*MATERIAL FOR THIS EXERCISE*
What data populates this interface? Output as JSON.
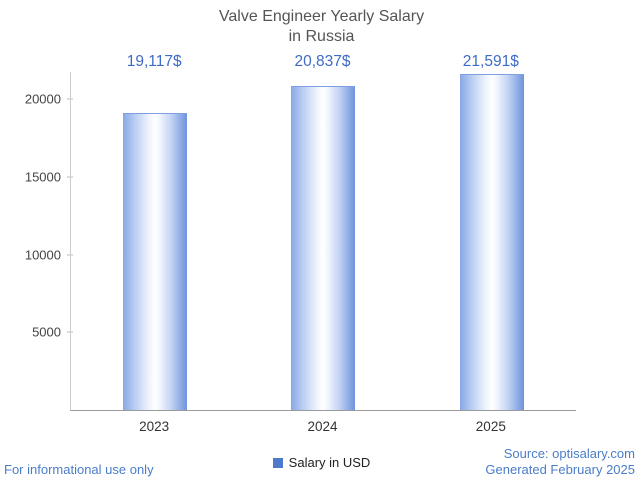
{
  "title": {
    "line1": "Valve Engineer Yearly Salary",
    "line2": "in Russia"
  },
  "chart_data": {
    "type": "bar",
    "title": "Valve Engineer Yearly Salary in Russia",
    "categories": [
      "2023",
      "2024",
      "2025"
    ],
    "values": [
      19117,
      20837,
      21591
    ],
    "value_labels": [
      "19,117$",
      "20,837$",
      "21,591$"
    ],
    "xlabel": "",
    "ylabel": "",
    "ylim": [
      0,
      21740
    ],
    "yticks": [
      5000,
      10000,
      15000,
      20000
    ],
    "grid": false,
    "legend": {
      "label": "Salary in USD",
      "position": "bottom"
    }
  },
  "footer": {
    "left": "For informational use only",
    "source": "Source: optisalary.com",
    "generated": "Generated February 2025"
  },
  "colors": {
    "accent_label": "#3e6bc7",
    "bar_edge": "#88a7e4",
    "bar_mid": "#ffffff",
    "bar_right": "#6f93dc",
    "legend_swatch": "#4f79cc",
    "title_text": "#555555",
    "axis_text": "#444444",
    "axis_line": "#cccccc",
    "baseline": "#9a9a9a",
    "footer_link": "#4a7dc9"
  }
}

*GIVEN TASK*
Gather each line from the entries above that includes the word "Valve".

*SOLUTION TO THIS PROBLEM*
    "line1": "Valve Engineer Yearly Salary",
    "title": "Valve Engineer Yearly Salary in Russia",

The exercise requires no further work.